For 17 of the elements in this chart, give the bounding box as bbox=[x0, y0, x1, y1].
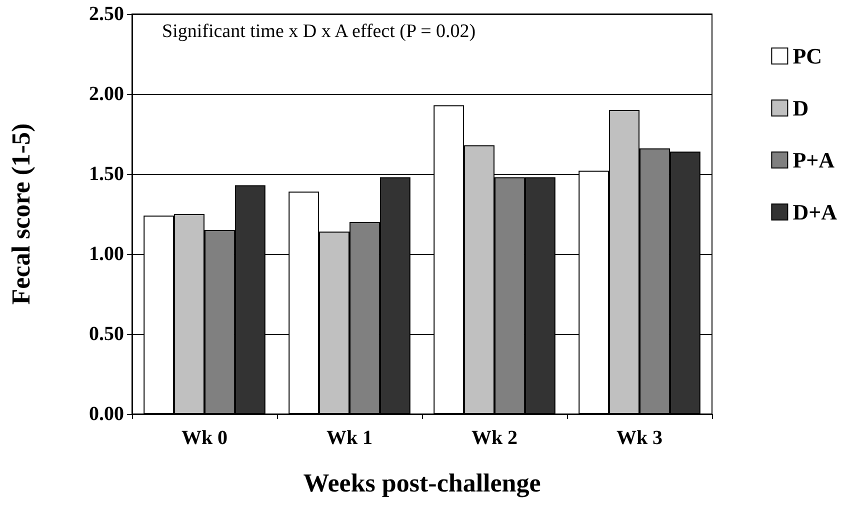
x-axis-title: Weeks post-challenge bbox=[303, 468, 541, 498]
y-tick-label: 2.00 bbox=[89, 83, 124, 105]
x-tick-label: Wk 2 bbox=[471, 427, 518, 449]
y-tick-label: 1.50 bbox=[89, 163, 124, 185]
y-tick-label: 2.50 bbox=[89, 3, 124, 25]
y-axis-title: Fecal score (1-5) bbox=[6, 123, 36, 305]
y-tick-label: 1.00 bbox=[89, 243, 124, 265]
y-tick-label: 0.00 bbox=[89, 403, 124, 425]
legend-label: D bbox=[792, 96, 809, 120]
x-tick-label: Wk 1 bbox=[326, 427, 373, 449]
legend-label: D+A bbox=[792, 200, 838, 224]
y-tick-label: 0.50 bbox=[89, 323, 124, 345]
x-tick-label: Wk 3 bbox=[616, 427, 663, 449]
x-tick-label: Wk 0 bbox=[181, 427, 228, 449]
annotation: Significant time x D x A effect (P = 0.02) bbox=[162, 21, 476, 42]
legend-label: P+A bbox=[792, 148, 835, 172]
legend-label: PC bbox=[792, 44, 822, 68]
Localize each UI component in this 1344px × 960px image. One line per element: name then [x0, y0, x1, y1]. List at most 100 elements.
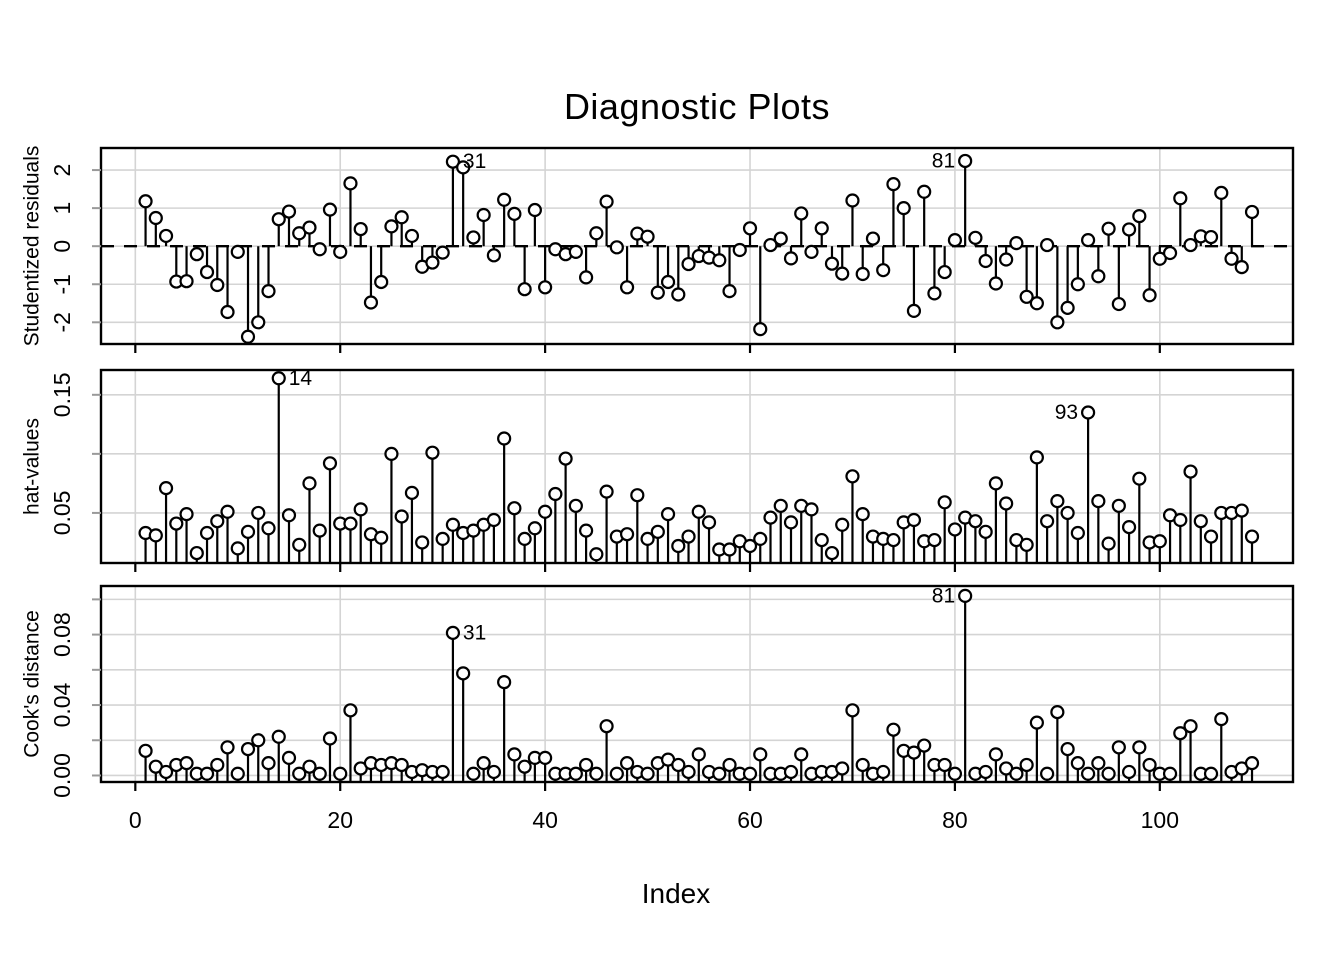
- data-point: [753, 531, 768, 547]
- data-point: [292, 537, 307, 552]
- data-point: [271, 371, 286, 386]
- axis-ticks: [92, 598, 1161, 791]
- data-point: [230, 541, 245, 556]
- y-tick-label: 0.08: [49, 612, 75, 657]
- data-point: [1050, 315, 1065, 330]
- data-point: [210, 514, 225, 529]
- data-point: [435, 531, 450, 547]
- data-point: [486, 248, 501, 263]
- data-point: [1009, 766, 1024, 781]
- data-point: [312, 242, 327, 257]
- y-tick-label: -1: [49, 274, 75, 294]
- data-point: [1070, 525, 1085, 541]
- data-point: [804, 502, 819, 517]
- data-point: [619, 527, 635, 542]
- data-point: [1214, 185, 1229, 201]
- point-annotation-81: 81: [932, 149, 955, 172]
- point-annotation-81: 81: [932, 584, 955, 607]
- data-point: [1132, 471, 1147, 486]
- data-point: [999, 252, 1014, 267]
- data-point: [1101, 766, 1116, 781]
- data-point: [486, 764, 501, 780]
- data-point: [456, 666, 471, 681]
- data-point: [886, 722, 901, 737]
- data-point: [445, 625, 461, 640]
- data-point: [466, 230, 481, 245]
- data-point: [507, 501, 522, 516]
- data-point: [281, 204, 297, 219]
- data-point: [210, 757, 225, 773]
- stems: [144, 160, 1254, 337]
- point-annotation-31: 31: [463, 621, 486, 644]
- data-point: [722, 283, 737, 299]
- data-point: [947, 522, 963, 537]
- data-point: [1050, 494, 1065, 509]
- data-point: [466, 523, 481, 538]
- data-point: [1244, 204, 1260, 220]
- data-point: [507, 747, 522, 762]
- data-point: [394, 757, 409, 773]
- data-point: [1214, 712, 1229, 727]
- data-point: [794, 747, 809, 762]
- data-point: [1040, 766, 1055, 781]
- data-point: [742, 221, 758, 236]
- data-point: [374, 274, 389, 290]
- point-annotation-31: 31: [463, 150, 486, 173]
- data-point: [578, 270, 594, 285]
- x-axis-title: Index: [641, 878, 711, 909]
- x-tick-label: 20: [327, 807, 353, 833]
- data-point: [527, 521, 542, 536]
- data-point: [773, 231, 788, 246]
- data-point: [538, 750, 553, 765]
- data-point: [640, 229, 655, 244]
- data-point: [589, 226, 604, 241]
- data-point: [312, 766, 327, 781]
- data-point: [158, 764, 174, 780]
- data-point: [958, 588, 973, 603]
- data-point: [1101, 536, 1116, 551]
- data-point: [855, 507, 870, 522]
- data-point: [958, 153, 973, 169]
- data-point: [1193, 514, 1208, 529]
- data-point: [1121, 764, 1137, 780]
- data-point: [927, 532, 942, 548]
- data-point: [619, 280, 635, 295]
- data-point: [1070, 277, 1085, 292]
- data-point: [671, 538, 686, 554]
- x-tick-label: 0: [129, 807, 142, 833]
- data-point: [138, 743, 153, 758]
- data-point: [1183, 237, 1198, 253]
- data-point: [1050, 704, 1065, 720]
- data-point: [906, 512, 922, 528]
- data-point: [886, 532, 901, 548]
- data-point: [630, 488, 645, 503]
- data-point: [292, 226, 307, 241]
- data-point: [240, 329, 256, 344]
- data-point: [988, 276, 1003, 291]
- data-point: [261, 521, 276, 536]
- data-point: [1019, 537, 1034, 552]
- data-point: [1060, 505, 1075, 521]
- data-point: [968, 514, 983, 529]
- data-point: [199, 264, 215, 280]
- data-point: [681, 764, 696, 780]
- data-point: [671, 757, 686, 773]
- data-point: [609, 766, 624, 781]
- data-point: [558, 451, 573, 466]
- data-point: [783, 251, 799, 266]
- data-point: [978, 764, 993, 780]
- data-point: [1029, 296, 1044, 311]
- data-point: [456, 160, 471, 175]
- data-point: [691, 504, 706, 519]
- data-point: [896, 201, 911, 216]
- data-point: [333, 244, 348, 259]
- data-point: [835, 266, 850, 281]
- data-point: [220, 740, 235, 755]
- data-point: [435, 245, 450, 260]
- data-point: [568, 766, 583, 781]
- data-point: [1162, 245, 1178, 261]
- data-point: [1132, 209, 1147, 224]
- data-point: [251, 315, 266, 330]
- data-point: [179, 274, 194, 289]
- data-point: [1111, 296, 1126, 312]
══════
--- WHAT THE EXERCISE ASKS ---
Transcribe the two entries above line for line, without any changes, and leave out the pictures.

--- CORRECT ANSWER ---
For 17 of the elements in this chart, give the bounding box as bbox=[x0, y0, x1, y1].
x-axis-title: Weeks post-challenge bbox=[303, 468, 541, 498]
y-tick-label: 2.00 bbox=[89, 83, 124, 105]
x-tick-label: Wk 2 bbox=[471, 427, 518, 449]
y-tick-label: 1.50 bbox=[89, 163, 124, 185]
y-tick-label: 2.50 bbox=[89, 3, 124, 25]
y-axis-title: Fecal score (1-5) bbox=[6, 123, 36, 305]
y-tick-label: 1.00 bbox=[89, 243, 124, 265]
y-tick-label: 0.00 bbox=[89, 403, 124, 425]
legend-label: D bbox=[792, 96, 809, 120]
x-tick-label: Wk 1 bbox=[326, 427, 373, 449]
legend-label: D+A bbox=[792, 200, 838, 224]
y-tick-label: 0.50 bbox=[89, 323, 124, 345]
x-tick-label: Wk 3 bbox=[616, 427, 663, 449]
x-tick-label: Wk 0 bbox=[181, 427, 228, 449]
annotation: Significant time x D x A effect (P = 0.02) bbox=[162, 21, 476, 42]
legend-label: P+A bbox=[792, 148, 835, 172]
legend-label: PC bbox=[792, 44, 822, 68]
Localize each UI component in this 1344px × 960px image. One line per element: name then [x0, y0, x1, y1]. List at most 100 elements.
- data-point: [753, 531, 768, 547]
- data-point: [292, 537, 307, 552]
- data-point: [271, 371, 286, 386]
- axis-ticks: [92, 598, 1161, 791]
- data-point: [230, 541, 245, 556]
- y-tick-label: 0.08: [49, 612, 75, 657]
- data-point: [1050, 315, 1065, 330]
- data-point: [210, 514, 225, 529]
- data-point: [435, 531, 450, 547]
- data-point: [486, 248, 501, 263]
- data-point: [1009, 766, 1024, 781]
- data-point: [312, 242, 327, 257]
- y-tick-label: -1: [49, 274, 75, 294]
- data-point: [1070, 525, 1085, 541]
- data-point: [804, 502, 819, 517]
- data-point: [619, 527, 635, 542]
- data-point: [1214, 185, 1229, 201]
- point-annotation-81: 81: [932, 149, 955, 172]
- point-annotation-81: 81: [932, 584, 955, 607]
- data-point: [1132, 471, 1147, 486]
- data-point: [999, 252, 1014, 267]
- data-point: [1101, 766, 1116, 781]
- data-point: [486, 764, 501, 780]
- data-point: [456, 666, 471, 681]
- data-point: [886, 722, 901, 737]
- data-point: [445, 625, 461, 640]
- data-point: [466, 230, 481, 245]
- data-point: [507, 501, 522, 516]
- data-point: [281, 204, 297, 219]
- data-point: [210, 757, 225, 773]
- stems: [144, 160, 1254, 337]
- point-annotation-31: 31: [463, 621, 486, 644]
- data-point: [722, 283, 737, 299]
- data-point: [947, 522, 963, 537]
- data-point: [1050, 494, 1065, 509]
- data-point: [466, 523, 481, 538]
- data-point: [1244, 204, 1260, 220]
- data-point: [507, 747, 522, 762]
- data-point: [394, 757, 409, 773]
- data-point: [1214, 712, 1229, 727]
- data-point: [794, 747, 809, 762]
- data-point: [1040, 766, 1055, 781]
- data-point: [742, 221, 758, 236]
- data-point: [374, 274, 389, 290]
- point-annotation-31: 31: [463, 150, 486, 173]
- data-point: [578, 270, 594, 285]
- x-axis-title: Index: [641, 878, 711, 909]
- x-tick-label: 20: [327, 807, 353, 833]
- data-point: [527, 521, 542, 536]
- data-point: [773, 231, 788, 246]
- data-point: [538, 750, 553, 765]
- data-point: [640, 229, 655, 244]
- data-point: [589, 226, 604, 241]
- data-point: [312, 766, 327, 781]
- data-point: [158, 764, 174, 780]
- data-point: [958, 588, 973, 603]
- data-point: [1101, 536, 1116, 551]
- data-point: [855, 507, 870, 522]
- data-point: [958, 153, 973, 169]
- data-point: [1193, 514, 1208, 529]
- data-point: [1121, 764, 1137, 780]
- data-point: [927, 532, 942, 548]
- data-point: [619, 280, 635, 295]
- data-point: [1070, 277, 1085, 292]
- data-point: [671, 538, 686, 554]
- x-tick-label: 0: [129, 807, 142, 833]
- data-point: [138, 743, 153, 758]
- data-point: [1183, 237, 1198, 253]
- data-point: [1050, 704, 1065, 720]
- data-point: [906, 512, 922, 528]
- data-point: [886, 532, 901, 548]
- data-point: [630, 488, 645, 503]
- data-point: [292, 226, 307, 241]
- data-point: [240, 329, 256, 344]
- data-point: [988, 276, 1003, 291]
- data-point: [261, 521, 276, 536]
- data-point: [1019, 537, 1034, 552]
- data-point: [1060, 505, 1075, 521]
- data-point: [968, 514, 983, 529]
- data-point: [199, 264, 215, 280]
- data-point: [681, 764, 696, 780]
- data-point: [671, 757, 686, 773]
- data-point: [609, 766, 624, 781]
- data-point: [558, 451, 573, 466]
- data-point: [783, 251, 799, 266]
- data-point: [978, 764, 993, 780]
- data-point: [1029, 296, 1044, 311]
- data-point: [456, 160, 471, 175]
- data-point: [691, 504, 706, 519]
- data-point: [896, 201, 911, 216]
- data-point: [333, 244, 348, 259]
- data-point: [835, 266, 850, 281]
- data-point: [220, 740, 235, 755]
- data-point: [435, 245, 450, 260]
- data-point: [568, 766, 583, 781]
- data-point: [1162, 245, 1178, 261]
- data-point: [1132, 209, 1147, 224]
- data-point: [251, 315, 266, 330]
- data-point: [179, 274, 194, 289]
- data-point: [1111, 296, 1126, 312]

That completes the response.